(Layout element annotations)
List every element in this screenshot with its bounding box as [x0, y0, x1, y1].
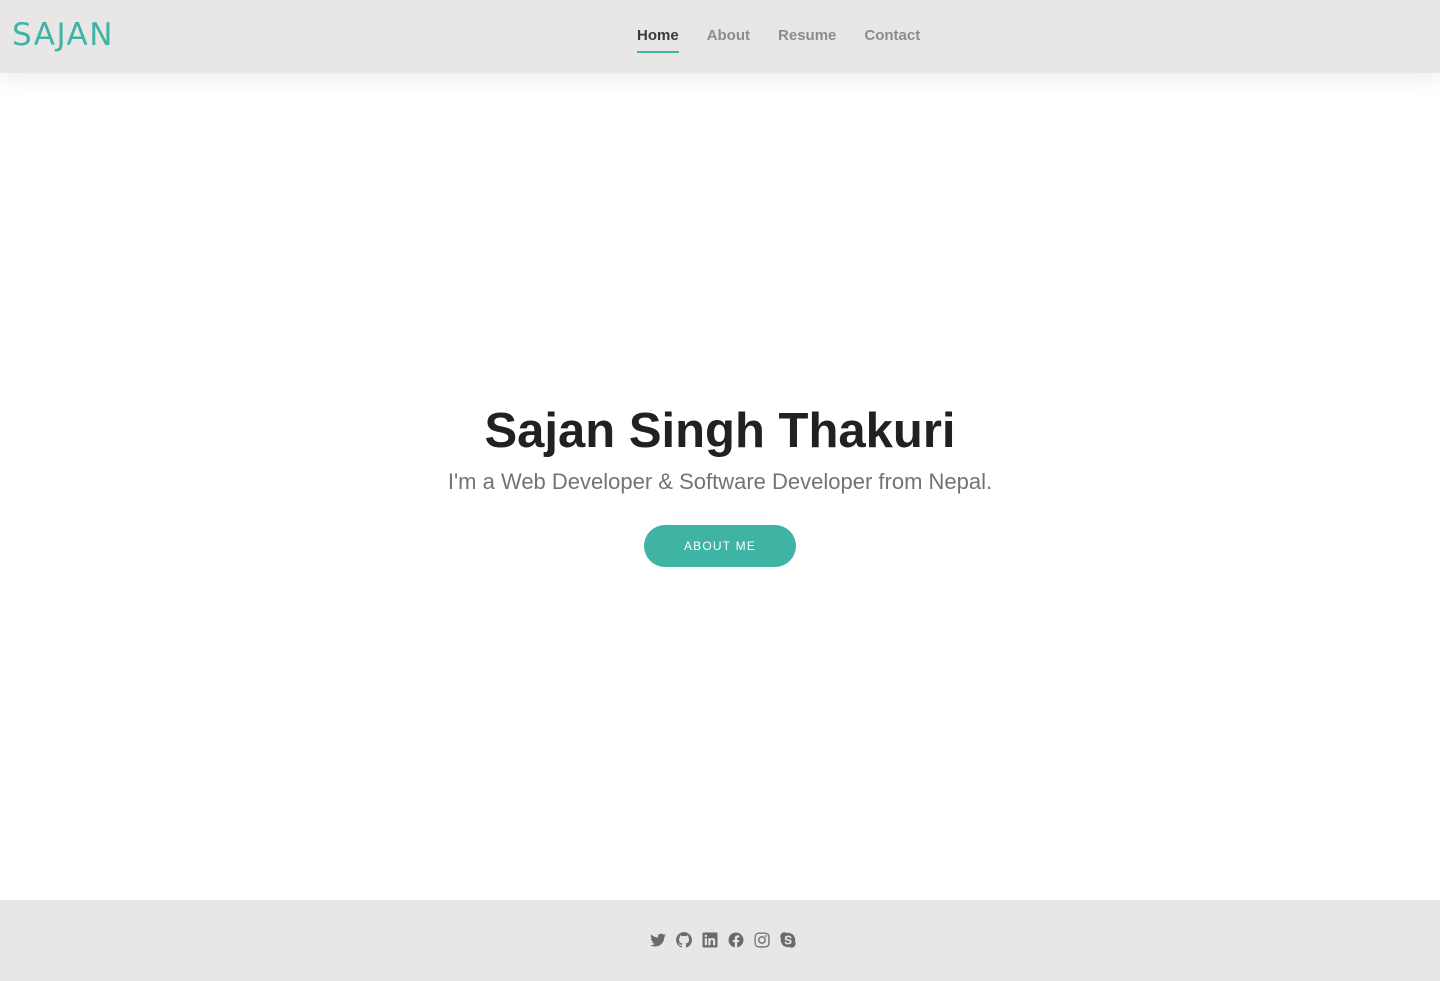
facebook-icon[interactable]	[727, 931, 745, 949]
hero-section: Sajan Singh Thakuri I'm a Web Developer …	[0, 73, 1440, 900]
hero-name: Sajan Singh Thakuri	[484, 404, 956, 458]
about-me-button[interactable]: ABOUT ME	[644, 525, 796, 567]
linkedin-icon[interactable]	[701, 931, 719, 949]
site-footer	[0, 900, 1440, 981]
nav-home[interactable]: Home	[637, 0, 679, 53]
nav-contact[interactable]: Contact	[864, 0, 920, 53]
instagram-icon[interactable]	[753, 931, 771, 949]
social-links	[649, 931, 805, 949]
hero-tagline: I'm a Web Developer & Software Developer…	[447, 469, 993, 494]
twitter-icon[interactable]	[649, 931, 667, 949]
skype-icon[interactable]	[779, 931, 797, 949]
nav-about[interactable]: About	[707, 0, 750, 53]
nav-resume[interactable]: Resume	[778, 0, 836, 53]
github-icon[interactable]	[675, 931, 693, 949]
site-header: SAJAN Home About Resume Contact	[0, 0, 1440, 73]
main-nav: Home About Resume Contact	[637, 0, 948, 73]
site-logo[interactable]: SAJAN	[12, 15, 114, 55]
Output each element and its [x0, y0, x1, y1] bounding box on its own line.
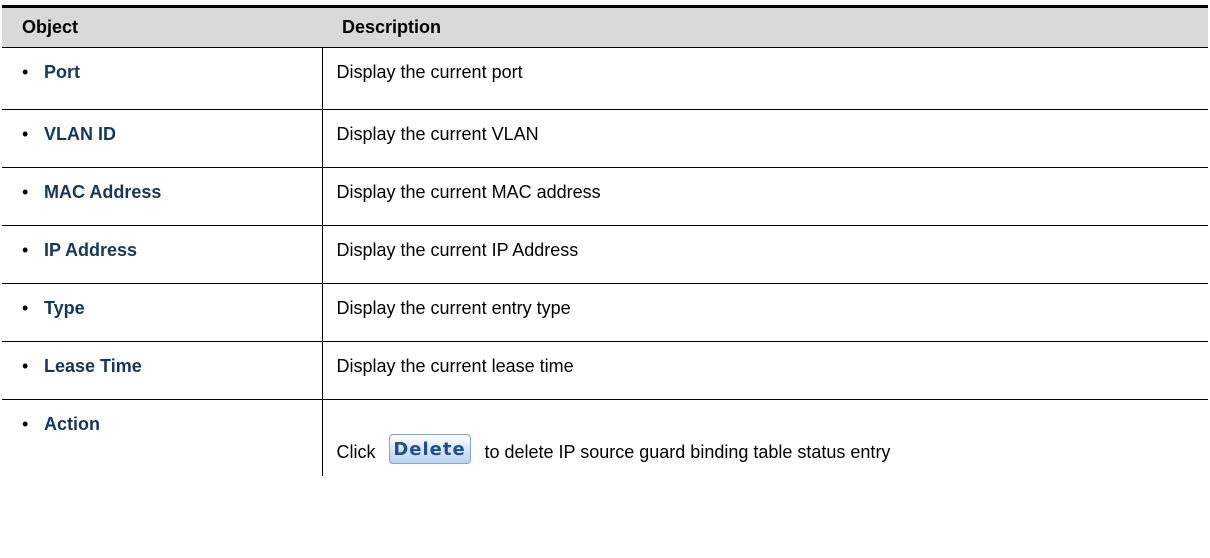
bullet: •: [22, 240, 29, 260]
bullet: •: [22, 356, 29, 376]
action-description: Click Delete to delete IP source guard b…: [336, 434, 1209, 464]
click-prefix: Click: [336, 441, 376, 462]
bullet: •: [22, 124, 29, 144]
description-cell: Display the current MAC address: [322, 167, 1208, 226]
object-cell: • IP Address: [2, 225, 323, 284]
object-cell: • Lease Time: [2, 341, 323, 400]
object-name: Type: [44, 298, 85, 318]
object-name: MAC Address: [44, 182, 162, 202]
table-row: • Type Display the current entry type: [2, 283, 1208, 342]
table-row: • VLAN ID Display the current VLAN: [2, 109, 1208, 168]
object-cell: • Type: [2, 283, 323, 342]
description-cell: Display the current lease time: [322, 341, 1208, 400]
object-name: IP Address: [44, 240, 138, 260]
description-cell: Display the current VLAN: [322, 109, 1208, 168]
object-name: Lease Time: [44, 356, 142, 376]
description-cell: Display the current IP Address: [322, 225, 1208, 284]
table-header-row: Object Description: [2, 8, 1208, 48]
delete-button[interactable]: Delete: [388, 434, 471, 464]
table-row: • MAC Address Display the current MAC add…: [2, 167, 1208, 226]
description-cell: Display the current entry type: [322, 283, 1208, 342]
object-description-table: Object Description • Port Display the cur…: [2, 8, 1208, 476]
object-cell: • Port: [2, 47, 323, 110]
bullet: •: [22, 182, 29, 202]
bullet: •: [22, 298, 29, 318]
bullet: •: [22, 62, 29, 82]
column-header-description: Description: [322, 8, 1208, 48]
table-row-action: • Action Click Delete to delete IP source…: [2, 399, 1209, 476]
description-cell: Display the current port: [322, 47, 1208, 110]
object-name: Port: [44, 62, 80, 82]
object-name: VLAN ID: [44, 124, 116, 144]
bullet: •: [22, 414, 29, 434]
table-row: • IP Address Display the current IP Addre…: [2, 225, 1208, 284]
object-cell: • VLAN ID: [2, 109, 323, 168]
description-cell: Click Delete to delete IP source guard b…: [322, 399, 1209, 476]
object-description-table-container: Object Description • Port Display the cur…: [2, 5, 1208, 476]
table-row: • Port Display the current port: [2, 47, 1208, 110]
column-header-object: Object: [2, 8, 322, 48]
table-row: • Lease Time Display the current lease ti…: [2, 341, 1208, 400]
action-suffix: to delete IP source guard binding table …: [484, 441, 891, 462]
object-cell: • Action: [2, 399, 323, 476]
object-name: Action: [44, 414, 100, 434]
object-cell: • MAC Address: [2, 167, 323, 226]
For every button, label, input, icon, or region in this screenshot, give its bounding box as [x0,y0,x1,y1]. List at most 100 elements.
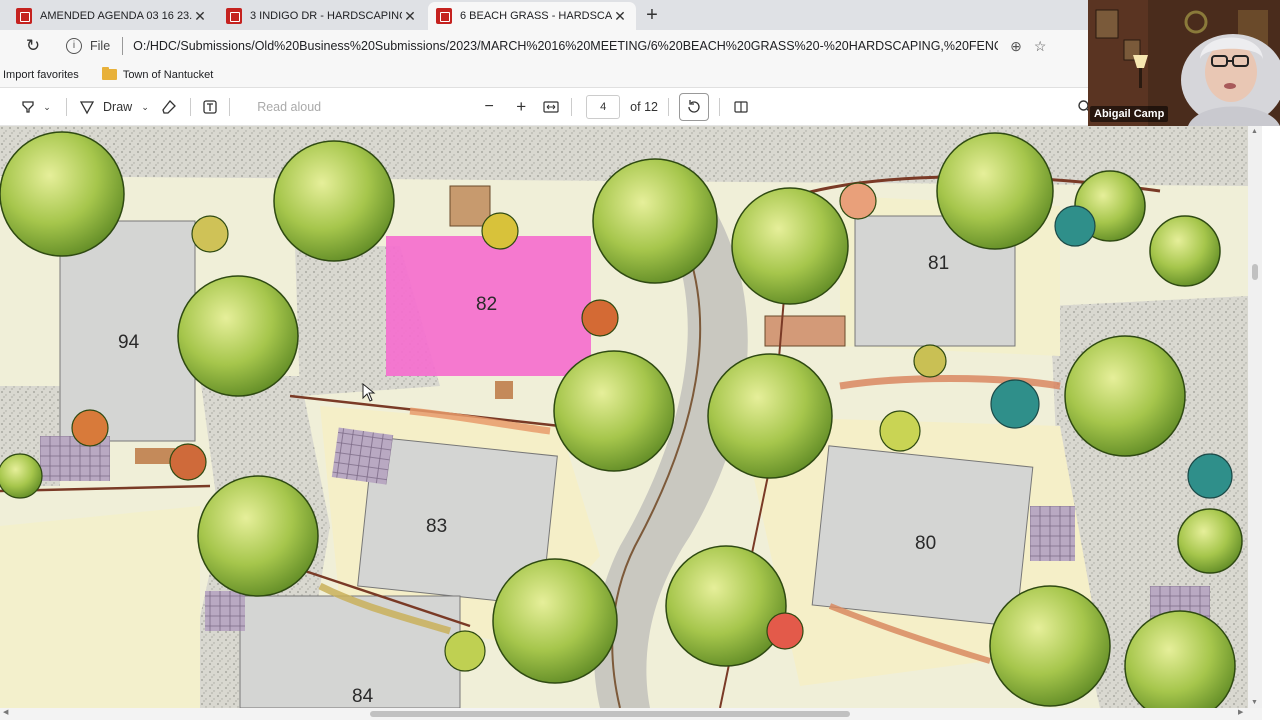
pdf-page-viewport[interactable]: 94 82 81 83 80 84 [0,126,1248,708]
lot-number: 84 [352,686,374,707]
zoom-icon[interactable]: ⊕ [1010,38,1022,55]
tree [766,612,804,650]
lawn [0,506,200,708]
new-tab-button[interactable]: + [638,2,666,30]
address-bar[interactable]: i File O:/HDC/Submissions/Old%20Business… [66,32,1106,60]
tree [553,350,675,472]
tree [0,453,43,499]
horizontal-scrollbar[interactable]: ◀ ▶ [0,708,1262,720]
lot-number: 81 [928,253,949,274]
info-icon[interactable]: i [66,38,82,54]
window-edge [1262,126,1280,720]
deck [449,185,491,227]
scrollbar-thumb[interactable] [1252,264,1258,280]
divider [667,98,669,116]
tree [1187,453,1233,499]
text-box-icon[interactable] [201,93,219,121]
rotate-icon[interactable] [678,93,709,121]
tree [879,410,921,452]
tree [71,409,109,447]
vertical-scrollbar[interactable]: ▲ ▼ [1248,126,1262,708]
pdf-icon [436,8,452,24]
folder-icon [101,67,117,80]
paver-patio [205,591,245,631]
url-text[interactable]: O:/HDC/Submissions/Old%20Business%20Subm… [133,39,998,53]
tree [665,545,787,667]
draw-button[interactable]: Draw [103,93,132,121]
paver-patio [331,427,394,485]
eraser-icon[interactable] [158,93,180,121]
divider [229,98,231,116]
tree [913,344,947,378]
close-icon[interactable]: ✕ [192,8,208,25]
deck [135,448,175,464]
pdf-icon [16,8,32,24]
zoom-in-icon[interactable]: + [511,93,531,121]
close-icon[interactable]: ✕ [612,8,628,25]
scheme-label: File [90,39,111,53]
read-aloud-button[interactable]: Read aloud [254,93,324,121]
tree [1177,508,1243,574]
tree [1149,215,1221,287]
divider [190,98,192,116]
tree [581,299,619,337]
pdf-icon [226,8,242,24]
divider [66,98,67,116]
scroll-up-icon[interactable]: ▲ [1251,128,1258,135]
paver-patio [1030,506,1075,561]
import-favorites-link[interactable]: Import favorites [3,69,79,81]
favorite-add-icon[interactable]: ☆ [1034,38,1047,55]
tree [707,353,833,479]
reload-icon[interactable]: ↻ [18,36,48,56]
participant-name: Abigail Camp [1090,106,1169,122]
lot-number: 82 [476,294,497,315]
page-view-icon[interactable] [730,93,752,121]
import-favorites-label: Import favorites [3,68,79,81]
bookmark-folder[interactable]: Town of Nantucket [101,67,214,81]
tree [169,443,207,481]
page-total: of 12 [630,100,658,114]
tree [592,158,718,284]
scroll-down-icon[interactable]: ▼ [1251,699,1258,706]
scrollbar-thumb[interactable] [370,711,850,717]
tree [177,275,299,397]
draw-icon[interactable] [77,93,97,121]
tree [273,140,395,262]
close-icon[interactable]: ✕ [402,8,418,25]
divider [122,37,124,55]
tab-agenda[interactable]: AMENDED AGENDA 03 16 23.pdf ✕ [8,2,216,30]
highlight-icon[interactable] [18,93,38,121]
page-number-input[interactable]: 4 [586,95,621,119]
zoom-out-icon[interactable]: − [479,93,499,121]
divider [718,98,720,116]
tree [0,131,125,257]
scroll-left-icon[interactable]: ◀ [3,708,8,716]
tree [839,182,877,220]
tree [990,379,1040,429]
tree [731,187,849,305]
site-plan-drawing: 94 82 81 83 80 84 [0,126,1248,708]
deck [495,381,513,399]
chevron-down-icon[interactable]: ⌄ [38,93,56,121]
tree [492,558,618,684]
tree [444,630,486,672]
tree [481,212,519,250]
browser-window: AMENDED AGENDA 03 16 23.pdf ✕ 3 INDIGO D… [0,0,1280,720]
lot-number: 80 [915,533,936,554]
fit-width-icon[interactable] [541,93,561,121]
deck [764,315,846,347]
tree [1064,335,1186,457]
divider [571,98,573,116]
tab-title: 6 BEACH GRASS - HARDSCAPING [460,10,612,22]
tab-title: AMENDED AGENDA 03 16 23.pdf [40,10,192,22]
tab-title: 3 INDIGO DR - HARDSCAPING, F [250,10,402,22]
tree [197,475,319,597]
scroll-right-icon[interactable]: ▶ [1238,708,1243,716]
tab-beach-grass[interactable]: 6 BEACH GRASS - HARDSCAPING ✕ [428,2,636,30]
lot-number: 94 [118,332,140,353]
bookmark-folder-label: Town of Nantucket [122,68,214,81]
webcam-overlay: Abigail Camp [1088,0,1280,126]
tree [1054,205,1096,247]
tab-indigo[interactable]: 3 INDIGO DR - HARDSCAPING, F ✕ [218,2,426,30]
chevron-down-icon[interactable]: ⌄ [132,93,158,121]
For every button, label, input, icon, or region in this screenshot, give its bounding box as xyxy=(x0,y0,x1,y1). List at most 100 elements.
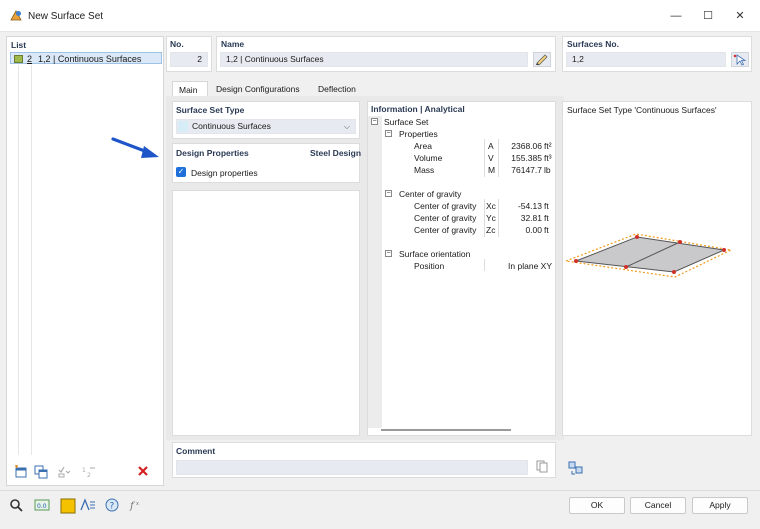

• Instruction: In the entries, switch "interactable" to "clickable" from the line with "931, 745, 949]" to the line with "0, 679, 53]", leaving everything else unchanged. Output only those lines.

• Full answer:
facebook-icon[clickable]	[727, 931, 745, 949]
hero-section: Sajan Singh Thakuri I'm a Web Developer …	[0, 73, 1440, 900]
hero-name: Sajan Singh Thakuri	[484, 404, 956, 458]
about-me-button[clickable]: ABOUT ME	[644, 525, 796, 567]
linkedin-icon[clickable]	[701, 931, 719, 949]
site-footer	[0, 900, 1440, 981]
nav-home[clickable]: Home	[637, 0, 679, 53]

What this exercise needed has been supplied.